Task objective
Determine how many lines in the data below contain "this" and write only that number.

Stored data entries

++++++++

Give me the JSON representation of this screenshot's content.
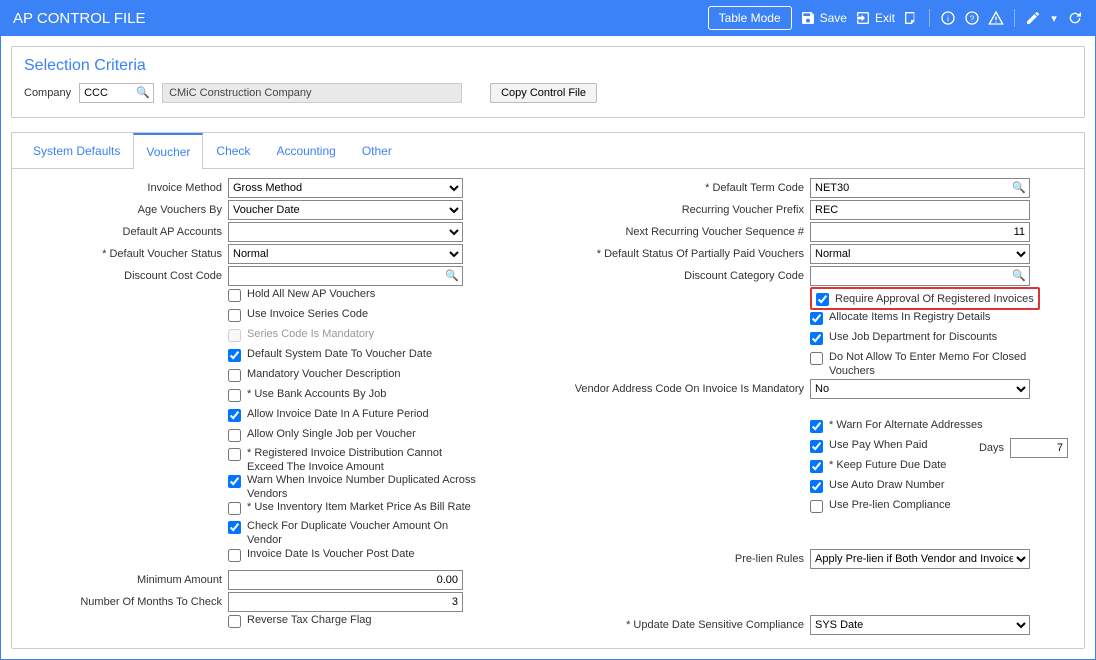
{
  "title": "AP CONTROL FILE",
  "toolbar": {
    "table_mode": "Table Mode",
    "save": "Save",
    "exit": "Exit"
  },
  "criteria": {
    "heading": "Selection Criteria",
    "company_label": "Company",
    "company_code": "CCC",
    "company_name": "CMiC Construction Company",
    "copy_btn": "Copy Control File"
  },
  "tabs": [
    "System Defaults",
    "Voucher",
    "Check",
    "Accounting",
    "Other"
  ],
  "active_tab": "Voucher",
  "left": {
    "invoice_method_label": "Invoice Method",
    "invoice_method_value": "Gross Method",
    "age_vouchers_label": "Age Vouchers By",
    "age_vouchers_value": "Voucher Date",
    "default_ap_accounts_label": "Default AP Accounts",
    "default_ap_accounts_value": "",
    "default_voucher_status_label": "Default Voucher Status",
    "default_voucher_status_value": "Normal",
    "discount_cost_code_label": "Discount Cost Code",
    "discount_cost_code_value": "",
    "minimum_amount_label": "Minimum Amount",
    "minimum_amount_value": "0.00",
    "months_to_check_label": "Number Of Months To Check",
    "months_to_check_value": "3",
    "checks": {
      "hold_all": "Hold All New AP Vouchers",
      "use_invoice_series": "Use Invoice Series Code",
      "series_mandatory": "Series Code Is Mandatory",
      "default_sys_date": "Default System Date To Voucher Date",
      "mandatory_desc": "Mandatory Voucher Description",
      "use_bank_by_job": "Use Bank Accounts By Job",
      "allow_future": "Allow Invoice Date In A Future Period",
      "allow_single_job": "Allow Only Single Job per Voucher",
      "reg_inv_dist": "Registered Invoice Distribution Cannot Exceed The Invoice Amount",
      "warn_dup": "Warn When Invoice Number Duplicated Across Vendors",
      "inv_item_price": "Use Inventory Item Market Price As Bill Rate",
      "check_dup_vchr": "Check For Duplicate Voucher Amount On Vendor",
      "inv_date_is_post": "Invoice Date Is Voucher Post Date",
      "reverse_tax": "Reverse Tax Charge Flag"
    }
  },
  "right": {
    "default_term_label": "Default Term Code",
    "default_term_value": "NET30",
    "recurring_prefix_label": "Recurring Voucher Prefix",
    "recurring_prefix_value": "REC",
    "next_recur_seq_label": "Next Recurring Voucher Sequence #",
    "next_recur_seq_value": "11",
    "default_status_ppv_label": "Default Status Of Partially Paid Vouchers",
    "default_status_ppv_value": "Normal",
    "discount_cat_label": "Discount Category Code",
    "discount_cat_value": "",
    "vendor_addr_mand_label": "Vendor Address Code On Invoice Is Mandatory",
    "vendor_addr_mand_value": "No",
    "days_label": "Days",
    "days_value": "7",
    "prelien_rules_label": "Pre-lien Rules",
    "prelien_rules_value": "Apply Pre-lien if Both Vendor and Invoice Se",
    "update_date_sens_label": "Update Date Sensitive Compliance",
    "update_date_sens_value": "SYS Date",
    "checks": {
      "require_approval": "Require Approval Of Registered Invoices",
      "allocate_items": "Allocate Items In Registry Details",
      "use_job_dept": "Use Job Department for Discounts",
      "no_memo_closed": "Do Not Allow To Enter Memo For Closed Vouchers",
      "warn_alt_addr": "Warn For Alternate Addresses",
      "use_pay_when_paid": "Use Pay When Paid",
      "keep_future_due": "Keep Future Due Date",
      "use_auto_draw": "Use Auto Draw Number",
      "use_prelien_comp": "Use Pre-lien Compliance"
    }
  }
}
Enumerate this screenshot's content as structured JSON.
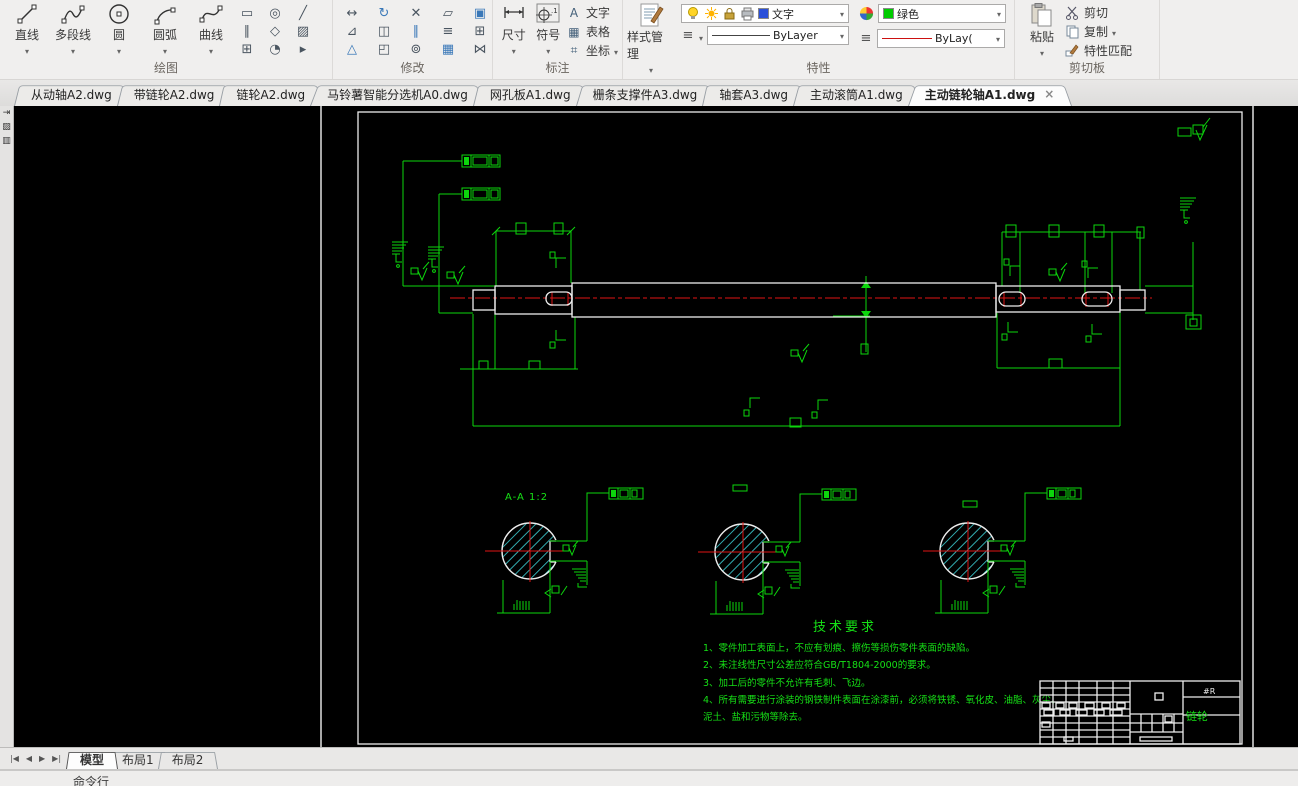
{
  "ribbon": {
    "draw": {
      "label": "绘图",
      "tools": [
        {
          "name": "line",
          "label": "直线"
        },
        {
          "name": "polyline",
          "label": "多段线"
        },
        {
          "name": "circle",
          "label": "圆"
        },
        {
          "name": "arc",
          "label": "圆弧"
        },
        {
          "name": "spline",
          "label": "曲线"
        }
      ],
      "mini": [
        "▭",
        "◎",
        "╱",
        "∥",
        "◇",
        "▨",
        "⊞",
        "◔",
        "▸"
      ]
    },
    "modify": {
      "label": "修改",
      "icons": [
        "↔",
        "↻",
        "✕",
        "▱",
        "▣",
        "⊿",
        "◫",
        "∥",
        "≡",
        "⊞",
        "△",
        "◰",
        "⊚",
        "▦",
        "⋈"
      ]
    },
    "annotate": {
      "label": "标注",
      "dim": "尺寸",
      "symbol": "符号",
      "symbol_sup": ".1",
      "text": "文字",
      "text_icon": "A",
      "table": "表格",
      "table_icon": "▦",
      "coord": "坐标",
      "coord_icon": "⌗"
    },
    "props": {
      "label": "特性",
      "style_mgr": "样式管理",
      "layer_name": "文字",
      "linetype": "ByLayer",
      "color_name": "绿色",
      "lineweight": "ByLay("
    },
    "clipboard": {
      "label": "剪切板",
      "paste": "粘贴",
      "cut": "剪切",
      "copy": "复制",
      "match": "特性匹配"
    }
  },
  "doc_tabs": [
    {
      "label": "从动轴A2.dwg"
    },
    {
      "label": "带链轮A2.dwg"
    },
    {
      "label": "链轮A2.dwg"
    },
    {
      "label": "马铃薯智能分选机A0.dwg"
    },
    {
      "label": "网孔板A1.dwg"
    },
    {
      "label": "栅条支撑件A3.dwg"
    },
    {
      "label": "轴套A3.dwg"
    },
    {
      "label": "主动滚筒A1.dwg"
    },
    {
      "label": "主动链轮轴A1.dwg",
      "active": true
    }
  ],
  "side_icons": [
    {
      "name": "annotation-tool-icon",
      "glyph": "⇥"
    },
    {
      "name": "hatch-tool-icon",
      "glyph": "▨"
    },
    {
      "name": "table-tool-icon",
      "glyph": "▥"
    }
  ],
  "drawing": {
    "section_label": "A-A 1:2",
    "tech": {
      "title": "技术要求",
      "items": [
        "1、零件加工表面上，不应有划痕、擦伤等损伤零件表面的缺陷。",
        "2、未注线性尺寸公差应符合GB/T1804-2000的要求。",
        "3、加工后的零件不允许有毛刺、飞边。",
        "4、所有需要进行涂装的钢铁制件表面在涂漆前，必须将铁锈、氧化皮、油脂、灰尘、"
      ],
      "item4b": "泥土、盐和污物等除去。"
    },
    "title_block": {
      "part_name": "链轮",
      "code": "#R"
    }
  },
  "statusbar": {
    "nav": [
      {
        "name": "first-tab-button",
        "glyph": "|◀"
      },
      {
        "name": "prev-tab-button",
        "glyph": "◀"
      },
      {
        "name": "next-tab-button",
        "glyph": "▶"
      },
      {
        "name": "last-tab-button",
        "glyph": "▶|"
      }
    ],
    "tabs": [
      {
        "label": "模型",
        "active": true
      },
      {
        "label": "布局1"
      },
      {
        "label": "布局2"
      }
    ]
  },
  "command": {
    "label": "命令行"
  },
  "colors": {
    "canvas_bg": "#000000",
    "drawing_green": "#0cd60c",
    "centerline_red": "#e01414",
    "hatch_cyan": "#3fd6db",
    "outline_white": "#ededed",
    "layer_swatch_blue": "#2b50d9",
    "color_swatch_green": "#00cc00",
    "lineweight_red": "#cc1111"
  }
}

++++++++

Expected answer
2